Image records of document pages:
== == ==
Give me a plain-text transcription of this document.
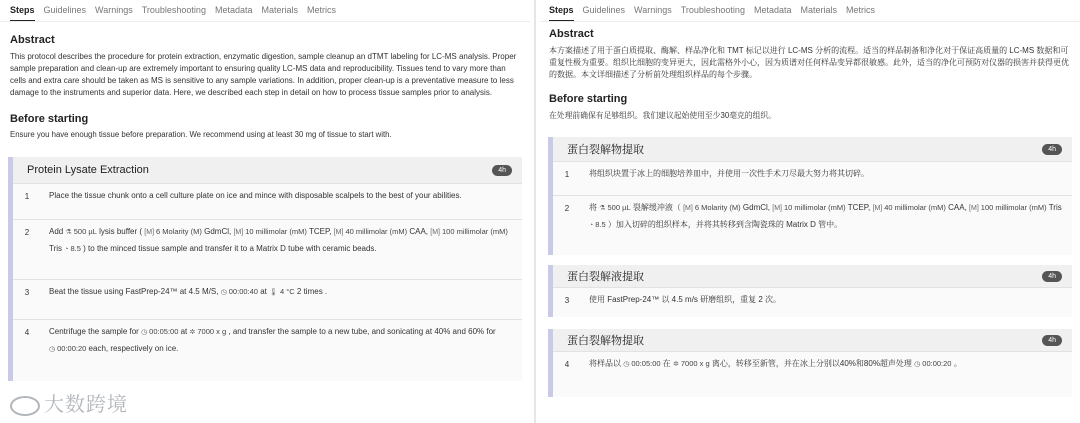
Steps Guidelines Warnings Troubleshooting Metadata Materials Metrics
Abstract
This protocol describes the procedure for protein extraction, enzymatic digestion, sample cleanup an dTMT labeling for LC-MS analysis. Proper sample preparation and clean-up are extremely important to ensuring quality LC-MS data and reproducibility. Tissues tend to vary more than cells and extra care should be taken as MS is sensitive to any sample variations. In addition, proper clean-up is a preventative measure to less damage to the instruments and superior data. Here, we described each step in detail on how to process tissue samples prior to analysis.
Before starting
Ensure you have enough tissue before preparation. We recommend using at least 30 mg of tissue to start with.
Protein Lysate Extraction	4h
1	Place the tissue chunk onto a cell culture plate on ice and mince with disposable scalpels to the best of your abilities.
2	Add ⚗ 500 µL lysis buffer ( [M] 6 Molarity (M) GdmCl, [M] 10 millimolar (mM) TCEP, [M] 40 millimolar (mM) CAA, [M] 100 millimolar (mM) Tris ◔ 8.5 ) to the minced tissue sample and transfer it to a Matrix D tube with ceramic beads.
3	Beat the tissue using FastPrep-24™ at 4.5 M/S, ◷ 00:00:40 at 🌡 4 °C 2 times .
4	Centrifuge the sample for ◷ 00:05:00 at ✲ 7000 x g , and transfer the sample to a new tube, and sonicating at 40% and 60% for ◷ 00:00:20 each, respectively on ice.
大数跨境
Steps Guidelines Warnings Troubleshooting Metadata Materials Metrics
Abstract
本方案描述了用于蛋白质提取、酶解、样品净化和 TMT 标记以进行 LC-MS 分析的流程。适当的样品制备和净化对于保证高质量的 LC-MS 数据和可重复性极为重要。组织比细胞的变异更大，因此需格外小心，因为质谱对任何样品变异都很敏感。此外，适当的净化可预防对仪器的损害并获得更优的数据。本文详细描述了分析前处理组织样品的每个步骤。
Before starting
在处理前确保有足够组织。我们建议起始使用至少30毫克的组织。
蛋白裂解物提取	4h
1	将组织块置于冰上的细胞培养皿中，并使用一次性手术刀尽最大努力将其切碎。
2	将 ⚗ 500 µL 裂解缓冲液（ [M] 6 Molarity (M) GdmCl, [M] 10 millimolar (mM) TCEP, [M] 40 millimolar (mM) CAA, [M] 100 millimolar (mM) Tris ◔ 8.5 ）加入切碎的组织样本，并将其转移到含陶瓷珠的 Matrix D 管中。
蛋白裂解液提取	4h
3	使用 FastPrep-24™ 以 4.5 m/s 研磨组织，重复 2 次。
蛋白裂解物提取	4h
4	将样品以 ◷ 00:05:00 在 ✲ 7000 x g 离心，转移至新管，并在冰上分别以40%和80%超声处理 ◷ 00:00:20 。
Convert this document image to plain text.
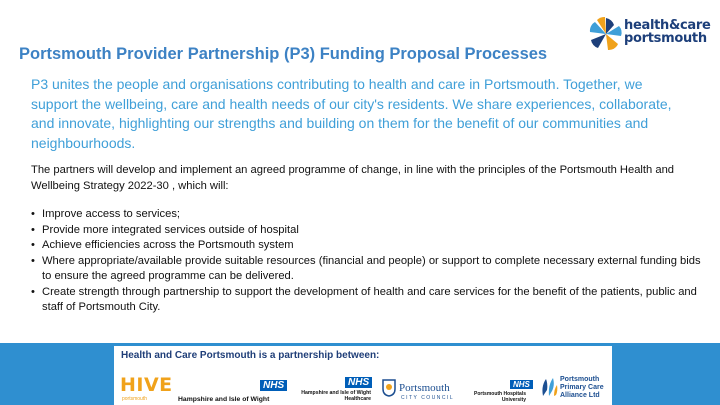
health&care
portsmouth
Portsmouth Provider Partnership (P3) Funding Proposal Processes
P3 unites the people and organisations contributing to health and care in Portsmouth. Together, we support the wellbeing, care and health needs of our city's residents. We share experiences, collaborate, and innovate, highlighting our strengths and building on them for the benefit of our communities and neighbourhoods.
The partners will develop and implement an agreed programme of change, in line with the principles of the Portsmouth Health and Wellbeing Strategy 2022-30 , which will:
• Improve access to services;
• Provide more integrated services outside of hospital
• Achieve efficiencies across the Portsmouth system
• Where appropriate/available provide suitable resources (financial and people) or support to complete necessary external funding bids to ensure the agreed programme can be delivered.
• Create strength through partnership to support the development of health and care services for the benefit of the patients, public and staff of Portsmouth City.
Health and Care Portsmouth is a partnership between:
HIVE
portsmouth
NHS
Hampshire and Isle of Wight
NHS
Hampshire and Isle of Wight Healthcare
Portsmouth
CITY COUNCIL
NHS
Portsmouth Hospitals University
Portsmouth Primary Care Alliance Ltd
== == ==
### Exercise details
Copy each line from the data that features the string "Isle".

### Exercise solution
Hampshire and Isle of Wight
Hampshire and Isle of Wight Healthcare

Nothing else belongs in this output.